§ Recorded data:

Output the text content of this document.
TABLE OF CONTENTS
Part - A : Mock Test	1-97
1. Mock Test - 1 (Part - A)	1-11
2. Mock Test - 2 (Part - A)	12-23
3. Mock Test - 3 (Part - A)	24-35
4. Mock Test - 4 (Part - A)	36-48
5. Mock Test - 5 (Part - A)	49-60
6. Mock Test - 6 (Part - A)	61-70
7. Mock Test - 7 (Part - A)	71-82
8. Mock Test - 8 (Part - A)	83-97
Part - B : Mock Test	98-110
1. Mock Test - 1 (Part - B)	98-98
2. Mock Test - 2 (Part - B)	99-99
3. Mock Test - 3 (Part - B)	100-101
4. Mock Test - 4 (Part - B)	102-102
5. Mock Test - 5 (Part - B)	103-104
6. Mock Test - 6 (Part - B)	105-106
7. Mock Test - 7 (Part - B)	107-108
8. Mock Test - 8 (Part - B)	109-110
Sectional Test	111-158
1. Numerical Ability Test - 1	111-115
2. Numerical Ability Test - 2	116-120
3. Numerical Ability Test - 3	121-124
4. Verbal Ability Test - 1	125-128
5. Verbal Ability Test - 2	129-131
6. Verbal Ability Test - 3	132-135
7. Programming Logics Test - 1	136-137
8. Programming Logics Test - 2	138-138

§ Exercise goal: Count every line of the records that holds the string "Programming". Write only the total.

§ Solution for this exercise: 2